### YOUR OBJECTIVE
Write the records below out in full, character for character, with no pictures.

### INPUT MATERIAL
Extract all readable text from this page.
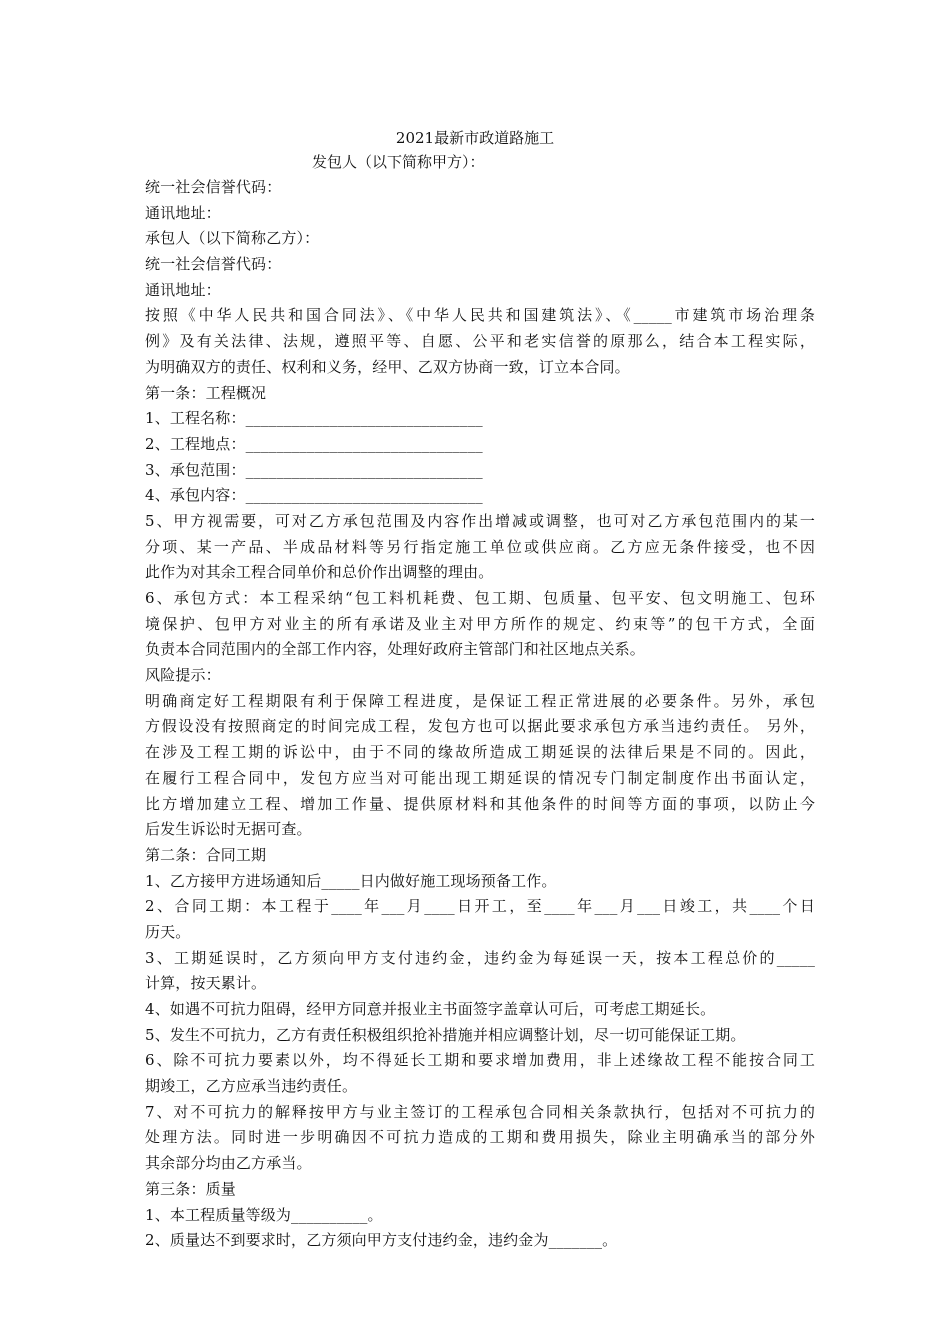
2021最新市政道路施工
发包人（以下简称甲方）：
统一社会信誉代码：
通讯地址：
承包人（以下简称乙方）：
统一社会信誉代码：
通讯地址：
按照《中华人民共和国合同法》、《中华人民共和国建筑法》、《_____市建筑市场治理条
例》及有关法律、法规，遵照平等、自愿、公平和老实信誉的原那么，结合本工程实际，
为明确双方的责任、权利和义务，经甲、乙双方协商一致，订立本合同。
第一条：工程概况
1、工程名称：_______________________________
2、工程地点：_______________________________
3、承包范围：_______________________________
4、承包内容：_______________________________
5、甲方视需要，可对乙方承包范围及内容作出增减或调整，也可对乙方承包范围内的某一
分项、某一产品、半成品材料等另行指定施工单位或供应商。乙方应无条件接受，也不因
此作为对其余工程合同单价和总价作出调整的理由。
6、承包方式：本工程采纳“包工料机耗费、包工期、包质量、包平安、包文明施工、包环
境保护、包甲方对业主的所有承诺及业主对甲方所作的规定、约束等”的包干方式，全面
负责本合同范围内的全部工作内容，处理好政府主管部门和社区地点关系。
风险提示：
明确商定好工程期限有利于保障工程进度，是保证工程正常进展的必要条件。另外，承包
方假设没有按照商定的时间完成工程，发包方也可以据此要求承包方承当违约责任。 另外，
在涉及工程工期的诉讼中，由于不同的缘故所造成工期延误的法律后果是不同的。因此，
在履行工程合同中，发包方应当对可能出现工期延误的情况专门制定制度作出书面认定，
比方增加建立工程、增加工作量、提供原材料和其他条件的时间等方面的事项，以防止今
后发生诉讼时无据可查。
第二条：合同工期
1、乙方接甲方进场通知后_____日内做好施工现场预备工作。
2、合同工期：本工程于____年___月____日开工，至____年___月___日竣工，共____个日
历天。
3、工期延误时，乙方须向甲方支付违约金，违约金为每延误一天，按本工程总价的_____
计算，按天累计。
4、如遇不可抗力阻碍，经甲方同意并报业主书面签字盖章认可后，可考虑工期延长。
5、发生不可抗力，乙方有责任积极组织抢补措施并相应调整计划，尽一切可能保证工期。
6、除不可抗力要素以外，均不得延长工期和要求增加费用，非上述缘故工程不能按合同工
期竣工，乙方应承当违约责任。
7、对不可抗力的解释按甲方与业主签订的工程承包合同相关条款执行，包括对不可抗力的
处理方法。同时进一步明确因不可抗力造成的工期和费用损失，除业主明确承当的部分外
其余部分均由乙方承当。
第三条：质量
1、本工程质量等级为__________。
2、质量达不到要求时，乙方须向甲方支付违约金，违约金为_______。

### EXPECTED OUTPUT
Extract all readable text from this page.
2021最新市政道路施工
发包人（以下简称甲方）：
统一社会信誉代码：
通讯地址：
承包人（以下简称乙方）：
统一社会信誉代码：
通讯地址：
按照《中华人民共和国合同法》、《中华人民共和国建筑法》、《_____市建筑市场治理条
例》及有关法律、法规，遵照平等、自愿、公平和老实信誉的原那么，结合本工程实际，
为明确双方的责任、权利和义务，经甲、乙双方协商一致，订立本合同。
第一条：工程概况
1、工程名称：_______________________________
2、工程地点：_______________________________
3、承包范围：_______________________________
4、承包内容：_______________________________
5、甲方视需要，可对乙方承包范围及内容作出增减或调整，也可对乙方承包范围内的某一
分项、某一产品、半成品材料等另行指定施工单位或供应商。乙方应无条件接受，也不因
此作为对其余工程合同单价和总价作出调整的理由。
6、承包方式：本工程采纳“包工料机耗费、包工期、包质量、包平安、包文明施工、包环
境保护、包甲方对业主的所有承诺及业主对甲方所作的规定、约束等”的包干方式，全面
负责本合同范围内的全部工作内容，处理好政府主管部门和社区地点关系。
风险提示：
明确商定好工程期限有利于保障工程进度，是保证工程正常进展的必要条件。另外，承包
方假设没有按照商定的时间完成工程，发包方也可以据此要求承包方承当违约责任。 另外，
在涉及工程工期的诉讼中，由于不同的缘故所造成工期延误的法律后果是不同的。因此，
在履行工程合同中，发包方应当对可能出现工期延误的情况专门制定制度作出书面认定，
比方增加建立工程、增加工作量、提供原材料和其他条件的时间等方面的事项，以防止今
后发生诉讼时无据可查。
第二条：合同工期
1、乙方接甲方进场通知后_____日内做好施工现场预备工作。
2、合同工期：本工程于____年___月____日开工，至____年___月___日竣工，共____个日
历天。
3、工期延误时，乙方须向甲方支付违约金，违约金为每延误一天，按本工程总价的_____
计算，按天累计。
4、如遇不可抗力阻碍，经甲方同意并报业主书面签字盖章认可后，可考虑工期延长。
5、发生不可抗力，乙方有责任积极组织抢补措施并相应调整计划，尽一切可能保证工期。
6、除不可抗力要素以外，均不得延长工期和要求增加费用，非上述缘故工程不能按合同工
期竣工，乙方应承当违约责任。
7、对不可抗力的解释按甲方与业主签订的工程承包合同相关条款执行，包括对不可抗力的
处理方法。同时进一步明确因不可抗力造成的工期和费用损失，除业主明确承当的部分外
其余部分均由乙方承当。
第三条：质量
1、本工程质量等级为__________。
2、质量达不到要求时，乙方须向甲方支付违约金，违约金为_______。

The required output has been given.